Items listed in a dataset
--- Begin ---

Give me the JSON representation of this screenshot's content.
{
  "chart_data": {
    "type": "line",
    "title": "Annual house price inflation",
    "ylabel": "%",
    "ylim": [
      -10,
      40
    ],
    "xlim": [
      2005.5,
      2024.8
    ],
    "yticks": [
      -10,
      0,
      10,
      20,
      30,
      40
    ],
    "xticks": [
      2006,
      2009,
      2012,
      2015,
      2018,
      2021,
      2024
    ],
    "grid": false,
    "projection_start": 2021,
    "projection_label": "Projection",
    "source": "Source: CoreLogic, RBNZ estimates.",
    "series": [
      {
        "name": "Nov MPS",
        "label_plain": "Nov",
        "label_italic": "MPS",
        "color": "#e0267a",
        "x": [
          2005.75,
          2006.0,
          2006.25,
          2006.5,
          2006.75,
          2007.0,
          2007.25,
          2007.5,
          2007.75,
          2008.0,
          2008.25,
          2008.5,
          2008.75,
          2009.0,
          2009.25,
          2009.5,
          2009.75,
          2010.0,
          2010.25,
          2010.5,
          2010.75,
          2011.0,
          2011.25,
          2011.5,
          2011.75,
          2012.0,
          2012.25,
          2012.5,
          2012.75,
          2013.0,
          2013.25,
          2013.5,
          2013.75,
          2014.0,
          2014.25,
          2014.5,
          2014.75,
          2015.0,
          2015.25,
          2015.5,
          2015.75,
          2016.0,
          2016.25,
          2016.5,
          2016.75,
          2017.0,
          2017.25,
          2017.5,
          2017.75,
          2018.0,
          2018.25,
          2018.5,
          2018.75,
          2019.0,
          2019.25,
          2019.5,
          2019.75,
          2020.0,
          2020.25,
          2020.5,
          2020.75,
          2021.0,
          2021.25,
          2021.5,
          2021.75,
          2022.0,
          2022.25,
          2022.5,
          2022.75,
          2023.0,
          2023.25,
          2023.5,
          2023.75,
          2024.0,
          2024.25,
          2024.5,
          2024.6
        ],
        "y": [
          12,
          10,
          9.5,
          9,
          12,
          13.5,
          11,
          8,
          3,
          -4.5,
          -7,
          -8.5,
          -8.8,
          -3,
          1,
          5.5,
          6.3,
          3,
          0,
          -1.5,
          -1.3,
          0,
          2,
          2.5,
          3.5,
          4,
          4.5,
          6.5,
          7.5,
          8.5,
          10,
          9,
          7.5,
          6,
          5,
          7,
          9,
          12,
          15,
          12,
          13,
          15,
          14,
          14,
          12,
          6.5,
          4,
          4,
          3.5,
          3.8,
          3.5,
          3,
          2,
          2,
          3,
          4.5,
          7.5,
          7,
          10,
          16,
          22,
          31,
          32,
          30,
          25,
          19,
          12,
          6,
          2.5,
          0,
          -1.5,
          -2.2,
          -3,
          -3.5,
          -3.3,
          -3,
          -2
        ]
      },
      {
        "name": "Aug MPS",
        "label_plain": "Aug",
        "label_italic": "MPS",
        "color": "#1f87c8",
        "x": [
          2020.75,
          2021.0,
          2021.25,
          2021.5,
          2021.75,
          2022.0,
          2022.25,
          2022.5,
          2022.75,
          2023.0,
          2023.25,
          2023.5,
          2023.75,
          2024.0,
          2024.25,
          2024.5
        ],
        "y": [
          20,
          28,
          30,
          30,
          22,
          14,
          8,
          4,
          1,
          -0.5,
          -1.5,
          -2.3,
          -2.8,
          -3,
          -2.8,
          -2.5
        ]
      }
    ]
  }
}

--- End ---

Description of the task:
Reproduce the records word for word.

Final result:
Give me the JSON representation of this screenshot's content.
{
  "chart_data": {
    "type": "line",
    "title": "Annual house price inflation",
    "ylabel": "%",
    "ylim": [
      -10,
      40
    ],
    "xlim": [
      2005.5,
      2024.8
    ],
    "yticks": [
      -10,
      0,
      10,
      20,
      30,
      40
    ],
    "xticks": [
      2006,
      2009,
      2012,
      2015,
      2018,
      2021,
      2024
    ],
    "grid": false,
    "projection_start": 2021,
    "projection_label": "Projection",
    "source": "Source: CoreLogic, RBNZ estimates.",
    "series": [
      {
        "name": "Nov MPS",
        "label_plain": "Nov",
        "label_italic": "MPS",
        "color": "#e0267a",
        "x": [
          2005.75,
          2006.0,
          2006.25,
          2006.5,
          2006.75,
          2007.0,
          2007.25,
          2007.5,
          2007.75,
          2008.0,
          2008.25,
          2008.5,
          2008.75,
          2009.0,
          2009.25,
          2009.5,
          2009.75,
          2010.0,
          2010.25,
          2010.5,
          2010.75,
          2011.0,
          2011.25,
          2011.5,
          2011.75,
          2012.0,
          2012.25,
          2012.5,
          2012.75,
          2013.0,
          2013.25,
          2013.5,
          2013.75,
          2014.0,
          2014.25,
          2014.5,
          2014.75,
          2015.0,
          2015.25,
          2015.5,
          2015.75,
          2016.0,
          2016.25,
          2016.5,
          2016.75,
          2017.0,
          2017.25,
          2017.5,
          2017.75,
          2018.0,
          2018.25,
          2018.5,
          2018.75,
          2019.0,
          2019.25,
          2019.5,
          2019.75,
          2020.0,
          2020.25,
          2020.5,
          2020.75,
          2021.0,
          2021.25,
          2021.5,
          2021.75,
          2022.0,
          2022.25,
          2022.5,
          2022.75,
          2023.0,
          2023.25,
          2023.5,
          2023.75,
          2024.0,
          2024.25,
          2024.5,
          2024.6
        ],
        "y": [
          12,
          10,
          9.5,
          9,
          12,
          13.5,
          11,
          8,
          3,
          -4.5,
          -7,
          -8.5,
          -8.8,
          -3,
          1,
          5.5,
          6.3,
          3,
          0,
          -1.5,
          -1.3,
          0,
          2,
          2.5,
          3.5,
          4,
          4.5,
          6.5,
          7.5,
          8.5,
          10,
          9,
          7.5,
          6,
          5,
          7,
          9,
          12,
          15,
          12,
          13,
          15,
          14,
          14,
          12,
          6.5,
          4,
          4,
          3.5,
          3.8,
          3.5,
          3,
          2,
          2,
          3,
          4.5,
          7.5,
          7,
          10,
          16,
          22,
          31,
          32,
          30,
          25,
          19,
          12,
          6,
          2.5,
          0,
          -1.5,
          -2.2,
          -3,
          -3.5,
          -3.3,
          -3,
          -2
        ]
      },
      {
        "name": "Aug MPS",
        "label_plain": "Aug",
        "label_italic": "MPS",
        "color": "#1f87c8",
        "x": [
          2020.75,
          2021.0,
          2021.25,
          2021.5,
          2021.75,
          2022.0,
          2022.25,
          2022.5,
          2022.75,
          2023.0,
          2023.25,
          2023.5,
          2023.75,
          2024.0,
          2024.25,
          2024.5
        ],
        "y": [
          20,
          28,
          30,
          30,
          22,
          14,
          8,
          4,
          1,
          -0.5,
          -1.5,
          -2.3,
          -2.8,
          -3,
          -2.8,
          -2.5
        ]
      }
    ]
  }
}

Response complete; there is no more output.